EXERCISE ->
Collect all the lines that mention the word "High".
** begin DATA IN THIS EXERCISE **
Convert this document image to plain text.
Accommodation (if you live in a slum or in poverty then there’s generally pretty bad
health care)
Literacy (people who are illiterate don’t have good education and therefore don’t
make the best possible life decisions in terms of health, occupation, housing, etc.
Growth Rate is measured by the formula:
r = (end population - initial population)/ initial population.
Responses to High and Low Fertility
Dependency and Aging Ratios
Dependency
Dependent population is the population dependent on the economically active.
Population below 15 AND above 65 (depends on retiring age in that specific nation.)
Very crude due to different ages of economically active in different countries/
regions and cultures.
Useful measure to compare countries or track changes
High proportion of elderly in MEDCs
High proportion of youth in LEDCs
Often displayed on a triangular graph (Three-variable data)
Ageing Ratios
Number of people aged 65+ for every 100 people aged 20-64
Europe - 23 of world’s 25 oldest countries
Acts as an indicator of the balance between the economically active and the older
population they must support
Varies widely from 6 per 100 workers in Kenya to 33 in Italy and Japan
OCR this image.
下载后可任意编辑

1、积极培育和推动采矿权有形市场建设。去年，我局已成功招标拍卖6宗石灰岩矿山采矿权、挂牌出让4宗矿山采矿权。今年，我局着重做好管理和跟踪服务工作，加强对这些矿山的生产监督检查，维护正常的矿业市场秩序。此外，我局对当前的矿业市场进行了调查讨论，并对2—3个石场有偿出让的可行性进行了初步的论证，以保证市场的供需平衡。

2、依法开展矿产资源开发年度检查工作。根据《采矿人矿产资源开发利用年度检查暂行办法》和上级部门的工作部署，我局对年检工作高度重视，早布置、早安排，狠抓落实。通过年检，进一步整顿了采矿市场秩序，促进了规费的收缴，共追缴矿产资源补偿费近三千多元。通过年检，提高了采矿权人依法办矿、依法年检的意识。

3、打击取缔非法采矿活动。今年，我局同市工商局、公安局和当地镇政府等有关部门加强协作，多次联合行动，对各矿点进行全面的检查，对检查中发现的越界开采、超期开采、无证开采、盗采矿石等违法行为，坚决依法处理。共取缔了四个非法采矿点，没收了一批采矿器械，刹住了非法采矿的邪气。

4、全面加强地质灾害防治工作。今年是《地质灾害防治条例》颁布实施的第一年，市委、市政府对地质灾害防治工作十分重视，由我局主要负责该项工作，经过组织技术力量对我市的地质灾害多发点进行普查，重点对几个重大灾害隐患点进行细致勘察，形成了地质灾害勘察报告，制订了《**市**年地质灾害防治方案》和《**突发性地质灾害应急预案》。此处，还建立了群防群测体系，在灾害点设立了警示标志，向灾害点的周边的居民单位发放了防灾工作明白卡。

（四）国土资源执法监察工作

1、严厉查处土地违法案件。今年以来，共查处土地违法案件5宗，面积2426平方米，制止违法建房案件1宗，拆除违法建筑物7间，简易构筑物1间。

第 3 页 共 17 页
** end DATA IN THIS EXERCISE **
RESPONSE ->
Responses to High and Low Fertility
High proportion of elderly in MEDCs
High proportion of youth in LEDCs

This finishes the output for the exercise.